Task directions ->
Transcribe the material below exactly as it appears.

Data in this exercise ->
········

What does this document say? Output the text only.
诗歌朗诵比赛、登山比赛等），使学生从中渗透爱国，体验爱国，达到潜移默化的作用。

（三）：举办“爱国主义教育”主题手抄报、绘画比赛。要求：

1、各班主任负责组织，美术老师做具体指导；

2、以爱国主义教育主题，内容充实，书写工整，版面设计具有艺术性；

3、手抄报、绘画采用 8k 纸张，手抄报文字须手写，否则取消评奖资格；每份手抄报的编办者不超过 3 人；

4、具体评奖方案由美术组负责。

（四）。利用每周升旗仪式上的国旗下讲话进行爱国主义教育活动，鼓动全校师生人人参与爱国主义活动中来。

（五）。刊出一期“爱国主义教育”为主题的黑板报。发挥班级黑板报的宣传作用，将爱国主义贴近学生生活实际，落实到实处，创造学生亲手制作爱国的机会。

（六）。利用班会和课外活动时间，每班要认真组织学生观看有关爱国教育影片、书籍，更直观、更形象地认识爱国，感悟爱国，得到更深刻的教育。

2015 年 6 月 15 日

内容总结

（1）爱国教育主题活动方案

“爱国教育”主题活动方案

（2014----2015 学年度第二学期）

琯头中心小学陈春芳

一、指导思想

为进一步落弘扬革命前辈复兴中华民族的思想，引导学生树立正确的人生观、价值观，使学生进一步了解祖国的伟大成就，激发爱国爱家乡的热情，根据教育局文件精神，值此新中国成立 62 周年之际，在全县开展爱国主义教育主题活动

········

Solved problem ->
What does this document say? Output the text only.
诗歌朗诵比赛、登山比赛等），使学生从中渗透爱国，体验爱国，达到潜移默化的作用。

（三）：举办“爱国主义教育”主题手抄报、绘画比赛。要求：

1、各班主任负责组织，美术老师做具体指导；

2、以爱国主义教育主题，内容充实，书写工整，版面设计具有艺术性；

3、手抄报、绘画采用 8k 纸张，手抄报文字须手写，否则取消评奖资格；每份手抄报的编办者不超过 3 人；

4、具体评奖方案由美术组负责。

（四）。利用每周升旗仪式上的国旗下讲话进行爱国主义教育活动，鼓动全校师生人人参与爱国主义活动中来。

（五）。刊出一期“爱国主义教育”为主题的黑板报。发挥班级黑板报的宣传作用，将爱国主义贴近学生生活实际，落实到实处，创造学生亲手制作爱国的机会。

（六）。利用班会和课外活动时间，每班要认真组织学生观看有关爱国教育影片、书籍，更直观、更形象地认识爱国，感悟爱国，得到更深刻的教育。

2015 年 6 月 15 日

内容总结

（1）爱国教育主题活动方案

“爱国教育”主题活动方案

（2014----2015 学年度第二学期）

琯头中心小学陈春芳

一、指导思想

为进一步落弘扬革命前辈复兴中华民族的思想，引导学生树立正确的人生观、价值观，使学生进一步了解祖国的伟大成就，激发爱国爱家乡的热情，根据教育局文件精神，值此新中国成立 62 周年之际，在全县开展爱国主义教育主题活动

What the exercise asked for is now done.